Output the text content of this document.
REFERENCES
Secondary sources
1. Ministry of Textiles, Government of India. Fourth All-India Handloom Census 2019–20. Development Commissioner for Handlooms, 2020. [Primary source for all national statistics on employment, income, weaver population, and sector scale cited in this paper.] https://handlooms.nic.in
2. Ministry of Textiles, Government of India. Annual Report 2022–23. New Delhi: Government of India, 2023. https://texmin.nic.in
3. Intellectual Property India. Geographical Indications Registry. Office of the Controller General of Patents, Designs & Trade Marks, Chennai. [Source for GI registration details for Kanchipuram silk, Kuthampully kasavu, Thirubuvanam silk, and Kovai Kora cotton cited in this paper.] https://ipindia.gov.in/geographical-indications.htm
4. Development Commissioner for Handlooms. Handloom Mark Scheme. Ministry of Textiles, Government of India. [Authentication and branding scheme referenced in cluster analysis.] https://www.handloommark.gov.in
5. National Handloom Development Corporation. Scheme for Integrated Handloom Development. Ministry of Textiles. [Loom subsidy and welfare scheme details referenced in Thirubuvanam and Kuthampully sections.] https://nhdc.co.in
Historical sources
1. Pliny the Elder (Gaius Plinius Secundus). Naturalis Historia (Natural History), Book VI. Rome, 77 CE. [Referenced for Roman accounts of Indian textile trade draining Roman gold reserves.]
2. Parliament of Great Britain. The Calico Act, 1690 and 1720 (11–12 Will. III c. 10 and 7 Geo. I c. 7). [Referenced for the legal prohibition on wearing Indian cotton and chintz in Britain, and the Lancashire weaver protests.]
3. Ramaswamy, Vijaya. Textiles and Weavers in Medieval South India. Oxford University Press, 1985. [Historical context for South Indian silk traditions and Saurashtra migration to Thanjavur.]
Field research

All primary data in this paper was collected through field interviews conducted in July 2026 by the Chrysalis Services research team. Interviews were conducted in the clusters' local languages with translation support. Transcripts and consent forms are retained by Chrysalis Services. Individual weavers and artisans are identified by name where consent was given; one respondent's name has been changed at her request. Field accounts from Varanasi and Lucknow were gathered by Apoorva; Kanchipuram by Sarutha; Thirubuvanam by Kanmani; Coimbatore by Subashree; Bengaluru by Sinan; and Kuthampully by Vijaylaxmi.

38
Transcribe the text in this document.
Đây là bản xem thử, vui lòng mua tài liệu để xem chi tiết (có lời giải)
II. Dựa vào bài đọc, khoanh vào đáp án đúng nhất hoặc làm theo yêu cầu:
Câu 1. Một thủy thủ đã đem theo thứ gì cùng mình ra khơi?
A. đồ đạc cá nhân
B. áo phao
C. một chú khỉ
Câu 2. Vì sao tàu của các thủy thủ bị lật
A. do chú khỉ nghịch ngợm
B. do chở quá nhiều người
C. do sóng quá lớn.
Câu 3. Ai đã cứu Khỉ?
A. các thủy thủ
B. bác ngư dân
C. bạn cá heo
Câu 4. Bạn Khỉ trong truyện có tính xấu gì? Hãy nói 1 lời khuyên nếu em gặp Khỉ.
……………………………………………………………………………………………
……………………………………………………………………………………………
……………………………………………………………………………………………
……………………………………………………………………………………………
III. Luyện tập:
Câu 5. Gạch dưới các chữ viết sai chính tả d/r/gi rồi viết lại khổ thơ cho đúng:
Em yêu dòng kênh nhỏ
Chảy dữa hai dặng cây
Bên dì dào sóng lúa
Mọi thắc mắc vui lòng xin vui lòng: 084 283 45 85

....................

EXERCISE INSTRUCTIONS: Word for word, write out the data.

RESPONSE BELOW:
Output the text content of this document.
REFERENCES
Secondary sources
1. Ministry of Textiles, Government of India. Fourth All-India Handloom Census 2019–20. Development Commissioner for Handlooms, 2020. [Primary source for all national statistics on employment, income, weaver population, and sector scale cited in this paper.] https://handlooms.nic.in
2. Ministry of Textiles, Government of India. Annual Report 2022–23. New Delhi: Government of India, 2023. https://texmin.nic.in
3. Intellectual Property India. Geographical Indications Registry. Office of the Controller General of Patents, Designs & Trade Marks, Chennai. [Source for GI registration details for Kanchipuram silk, Kuthampully kasavu, Thirubuvanam silk, and Kovai Kora cotton cited in this paper.] https://ipindia.gov.in/geographical-indications.htm
4. Development Commissioner for Handlooms. Handloom Mark Scheme. Ministry of Textiles, Government of India. [Authentication and branding scheme referenced in cluster analysis.] https://www.handloommark.gov.in
5. National Handloom Development Corporation. Scheme for Integrated Handloom Development. Ministry of Textiles. [Loom subsidy and welfare scheme details referenced in Thirubuvanam and Kuthampully sections.] https://nhdc.co.in
Historical sources
1. Pliny the Elder (Gaius Plinius Secundus). Naturalis Historia (Natural History), Book VI. Rome, 77 CE. [Referenced for Roman accounts of Indian textile trade draining Roman gold reserves.]
2. Parliament of Great Britain. The Calico Act, 1690 and 1720 (11–12 Will. III c. 10 and 7 Geo. I c. 7). [Referenced for the legal prohibition on wearing Indian cotton and chintz in Britain, and the Lancashire weaver protests.]
3. Ramaswamy, Vijaya. Textiles and Weavers in Medieval South India. Oxford University Press, 1985. [Historical context for South Indian silk traditions and Saurashtra migration to Thanjavur.]
Field research

All primary data in this paper was collected through field interviews conducted in July 2026 by the Chrysalis Services research team. Interviews were conducted in the clusters' local languages with translation support. Transcripts and consent forms are retained by Chrysalis Services. Individual weavers and artisans are identified by name where consent was given; one respondent's name has been changed at her request. Field accounts from Varanasi and Lucknow were gathered by Apoorva; Kanchipuram by Sarutha; Thirubuvanam by Kanmani; Coimbatore by Subashree; Bengaluru by Sinan; and Kuthampully by Vijaylaxmi.

38
Transcribe the text in this document.
Đây là bản xem thử, vui lòng mua tài liệu để xem chi tiết (có lời giải)
II. Dựa vào bài đọc, khoanh vào đáp án đúng nhất hoặc làm theo yêu cầu:
Câu 1. Một thủy thủ đã đem theo thứ gì cùng mình ra khơi?
A. đồ đạc cá nhân
B. áo phao
C. một chú khỉ
Câu 2. Vì sao tàu của các thủy thủ bị lật
A. do chú khỉ nghịch ngợm
B. do chở quá nhiều người
C. do sóng quá lớn.
Câu 3. Ai đã cứu Khỉ?
A. các thủy thủ
B. bác ngư dân
C. bạn cá heo
Câu 4. Bạn Khỉ trong truyện có tính xấu gì? Hãy nói 1 lời khuyên nếu em gặp Khỉ.
……………………………………………………………………………………………
……………………………………………………………………………………………
……………………………………………………………………………………………
……………………………………………………………………………………………
III. Luyện tập:
Câu 5. Gạch dưới các chữ viết sai chính tả d/r/gi rồi viết lại khổ thơ cho đúng:
Em yêu dòng kênh nhỏ
Chảy dữa hai dặng cây
Bên dì dào sóng lúa
Mọi thắc mắc vui lòng xin vui lòng: 084 283 45 85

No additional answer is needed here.